[Stored entries]
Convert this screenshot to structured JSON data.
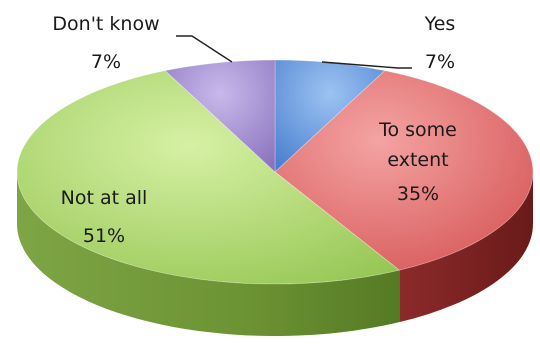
{
  "chart_data": {
    "type": "pie",
    "title": "",
    "style": "3d-exploded",
    "legend": "none",
    "slices": [
      {
        "label": "Yes",
        "value": 7,
        "display": "7%",
        "color": "#5b8fd8",
        "side_color": "#3f6aa8"
      },
      {
        "label": "To some extent",
        "value": 35,
        "display": "35%",
        "color": "#e06a6a",
        "side_color": "#8c2a2a",
        "label_lines": [
          "To some",
          "extent"
        ]
      },
      {
        "label": "Not at all",
        "value": 51,
        "display": "51%",
        "color": "#a8d36a",
        "side_color": "#6f9a34"
      },
      {
        "label": "Don't know",
        "value": 7,
        "display": "7%",
        "color": "#9b86c9",
        "side_color": "#6b5a96"
      }
    ]
  }
}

▸ **Short exercise**: Leave images out of the retyped records; keep all else exact.

▸ **Exercise result**:
Convert this screenshot to structured JSON data.
{
  "chart_data": {
    "type": "pie",
    "title": "",
    "style": "3d-exploded",
    "legend": "none",
    "slices": [
      {
        "label": "Yes",
        "value": 7,
        "display": "7%",
        "color": "#5b8fd8",
        "side_color": "#3f6aa8"
      },
      {
        "label": "To some extent",
        "value": 35,
        "display": "35%",
        "color": "#e06a6a",
        "side_color": "#8c2a2a",
        "label_lines": [
          "To some",
          "extent"
        ]
      },
      {
        "label": "Not at all",
        "value": 51,
        "display": "51%",
        "color": "#a8d36a",
        "side_color": "#6f9a34"
      },
      {
        "label": "Don't know",
        "value": 7,
        "display": "7%",
        "color": "#9b86c9",
        "side_color": "#6b5a96"
      }
    ]
  }
}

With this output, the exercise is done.